**Tarefa escrita 1**
Segundo o trecho sobre o seriado Chaves, em que ano Florinda Meza trocou Carlos Villagrán pelo intérprete de Chaves?
**Tarefa escrita 2**
Escreva a continuação do trecho sobre o seriado Chaves a partir da última frase apresentada.

**Trecho da página**

--

Embora também tenha conquistado fãs em outras partes do mundo, foi na América Latina que a principal obra de Bolanõs ganhou contornos de fenômeno cultural – a ponto de ser comparada pela revista Forbes ao revolucionário Simon Bolivar por seu poder unificador no continente. Para o humorista, os índices de pobreza da região ajudavam a explicar o grande apelo do personagem entre os latino-americanos. “O Chaves é uma criança que não cresce porque não come. O personagem faz sucesso em qualquer lugar do planeta onde haja fome”, disse ele na entrevista a VEJA.

Reprodução

Bolanõs abraça Maria Antonieta de las Nieves, a Chiquinha: disputas judiciais abalaram amizade com ex-colegas

​Triângulo amoroso – A exibição original de Chaves no México durou de 1971 a 1980 – terminou, portanto, anos antes de o programa sequer começar a ser veiculado no Brasil. Após esse período, o seriado sobreviveu até 1992 como esquete dentro do programa de Chespirito na Televisa, chegando ao fim por causa da idade avançada de Bolaños, então com 63 anos. Muito antes disso, no entanto, o humorístico já havia sofrido baixas em seu elenco – a primeira delas por causa de um inesperado triângulo amoroso entre Chaves, Dona Florinda e Quico. Ou melhor, entre Bolaños, a atriz Florinda Meza e o ator Carlos Villagrán.

Namorada de Villagrán durante anos, Meza trocou o parceiro pelo intérprete de Chaves em 1977. Logo depois, Villagrán anunciou sua saída do programa para seguir carreira-solo. A rusga entre os ex-colegas, porém, não terminou por aí e acabou se desdobrando em uma disputa judicial pelo personagem de Quico. Por causa da briga, Villagrán passou a se apresentar alterando a grafia do nome para “Kiko”. Mostrando que o tempo não aplacou a animosidade entre eles, o ator acusou Bolaños em 2011 de não lhe pagar os direitos devidos pelo faturamento do programa. “Tudo quem leva é o Roberto, que é multimilionário”, alfinetou.

--

**Extrato de dados**
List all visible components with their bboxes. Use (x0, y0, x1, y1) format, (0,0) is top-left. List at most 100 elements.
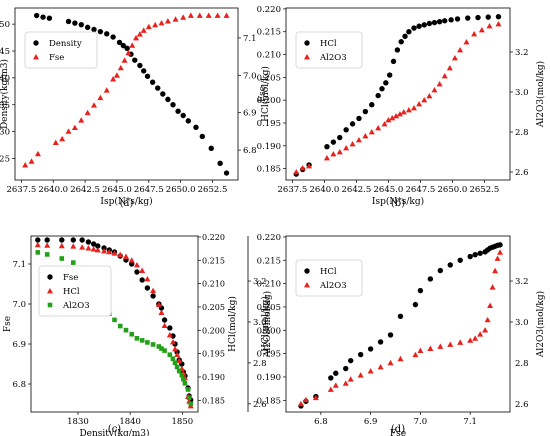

--

**Resposta 1**
Em 1977.

**Resposta 2**
Conflito semelhante envolveu a intérprete de Chiquinha, Maria Antonieta de Las Nieves, que se desentendeu com Bolaños em 1994 e travou por mais de uma década uma batalha pelos direitos de uso da personagem. As disputas nos tribunais desgastaram a relação entre Bolaños e os ex-colegas e o criador de Chaves nunca mais retomou a amizade com a dupla. “Ele não atende meus telefonemas nem meus convites. Se não quer, não posso obrigá-lo a ser meu amigo”, lamentou Maria Antonieta em entrevista ao site de VEJA em 2013.

O relacionamento com Florinda Meza, porém, rendeu frutos duradouros. Descrita por Bolaños como “uma dessas mulheres que passam de uma em uma e os homens seguem de três em três”, a atriz, vinte anos mais nova do que ele, foi sua companheira por mais de trinta anos – nos últimos deles fazendo também o papel de assessora e enfermeira do marido já debilitado.

Perguntado muitas vezes sobre a razão do estrondoso êxito de sua principal obra, Bolaños tinha uma explicação simples – e surpreendentemente satisfatória – na ponta da língua: “Chaves sempre defendeu valores familiares como honestidade e compaixão, e as pessoas se identificam com ele por causa disso”.